What you have to do:
Read through the data and report every line in which the word "垂足等概念" occurs.

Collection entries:
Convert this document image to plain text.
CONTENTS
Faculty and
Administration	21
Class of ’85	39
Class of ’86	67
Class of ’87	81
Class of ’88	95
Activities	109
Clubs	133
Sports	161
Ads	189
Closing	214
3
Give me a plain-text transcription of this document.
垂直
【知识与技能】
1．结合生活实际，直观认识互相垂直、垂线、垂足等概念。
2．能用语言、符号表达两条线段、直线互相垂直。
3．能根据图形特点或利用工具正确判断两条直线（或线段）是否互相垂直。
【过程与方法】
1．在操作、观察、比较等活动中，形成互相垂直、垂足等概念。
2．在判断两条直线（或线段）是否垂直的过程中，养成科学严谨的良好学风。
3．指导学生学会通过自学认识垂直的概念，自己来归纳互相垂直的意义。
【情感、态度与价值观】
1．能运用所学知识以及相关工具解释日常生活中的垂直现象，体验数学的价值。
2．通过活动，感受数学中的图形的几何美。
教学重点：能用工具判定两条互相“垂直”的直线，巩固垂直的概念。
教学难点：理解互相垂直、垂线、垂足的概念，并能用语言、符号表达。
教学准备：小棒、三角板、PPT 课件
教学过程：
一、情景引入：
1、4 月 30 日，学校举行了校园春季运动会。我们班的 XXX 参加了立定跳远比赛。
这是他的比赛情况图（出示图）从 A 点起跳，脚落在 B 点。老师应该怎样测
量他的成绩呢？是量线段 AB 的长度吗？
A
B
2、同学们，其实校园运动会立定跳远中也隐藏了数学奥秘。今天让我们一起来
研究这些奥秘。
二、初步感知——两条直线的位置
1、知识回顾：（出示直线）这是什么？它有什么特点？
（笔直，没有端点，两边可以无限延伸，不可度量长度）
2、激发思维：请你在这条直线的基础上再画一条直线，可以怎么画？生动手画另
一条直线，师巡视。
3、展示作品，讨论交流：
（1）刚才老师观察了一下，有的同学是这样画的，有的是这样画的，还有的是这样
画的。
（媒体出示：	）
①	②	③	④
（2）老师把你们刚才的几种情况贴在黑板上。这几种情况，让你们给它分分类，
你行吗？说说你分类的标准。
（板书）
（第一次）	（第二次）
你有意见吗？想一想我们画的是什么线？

...

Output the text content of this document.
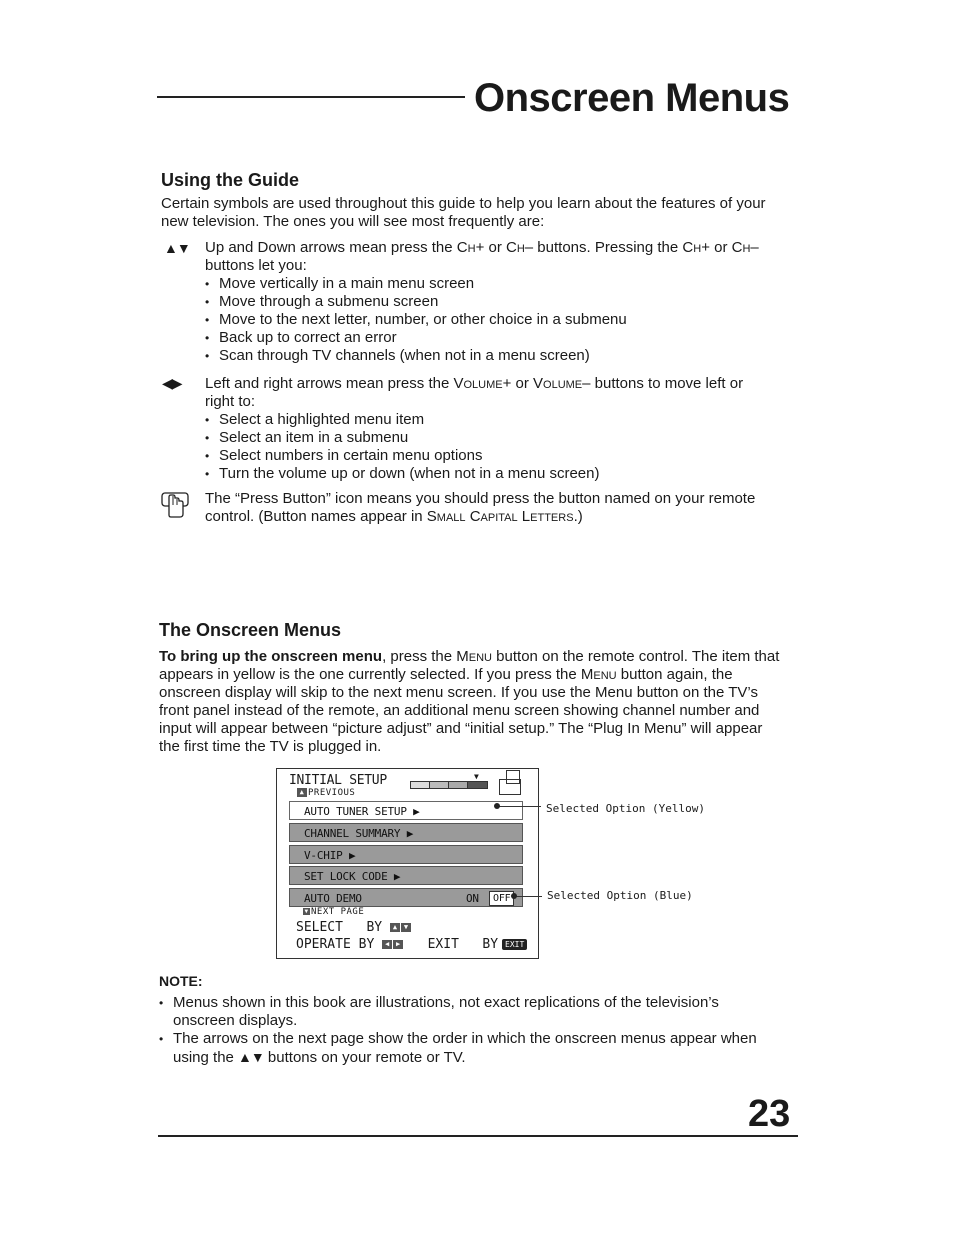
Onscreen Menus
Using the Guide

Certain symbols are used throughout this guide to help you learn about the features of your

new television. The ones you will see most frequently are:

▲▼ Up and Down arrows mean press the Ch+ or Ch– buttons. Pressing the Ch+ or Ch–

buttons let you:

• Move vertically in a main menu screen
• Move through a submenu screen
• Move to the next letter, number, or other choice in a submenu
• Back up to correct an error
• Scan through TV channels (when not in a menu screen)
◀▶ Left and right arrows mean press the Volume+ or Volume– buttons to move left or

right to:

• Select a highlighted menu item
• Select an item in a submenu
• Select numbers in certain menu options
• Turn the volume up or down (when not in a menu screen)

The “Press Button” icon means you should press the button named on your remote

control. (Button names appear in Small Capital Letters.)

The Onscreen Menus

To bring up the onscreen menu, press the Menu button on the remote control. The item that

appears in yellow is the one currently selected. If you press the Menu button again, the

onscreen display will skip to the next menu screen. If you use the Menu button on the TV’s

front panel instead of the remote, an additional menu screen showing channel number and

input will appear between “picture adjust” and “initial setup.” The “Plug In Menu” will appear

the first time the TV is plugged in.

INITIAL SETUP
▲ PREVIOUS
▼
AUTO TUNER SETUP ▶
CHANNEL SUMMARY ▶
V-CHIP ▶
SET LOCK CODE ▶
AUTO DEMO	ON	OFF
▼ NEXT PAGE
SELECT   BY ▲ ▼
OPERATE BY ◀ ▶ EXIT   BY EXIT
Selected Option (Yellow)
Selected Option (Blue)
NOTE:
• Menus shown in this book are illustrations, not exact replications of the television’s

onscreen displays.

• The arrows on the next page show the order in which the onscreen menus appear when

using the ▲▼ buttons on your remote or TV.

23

Task response:
1．结合生活实际，直观认识互相垂直、垂线、垂足等概念。
1．在操作、观察、比较等活动中，形成互相垂直、垂足等概念。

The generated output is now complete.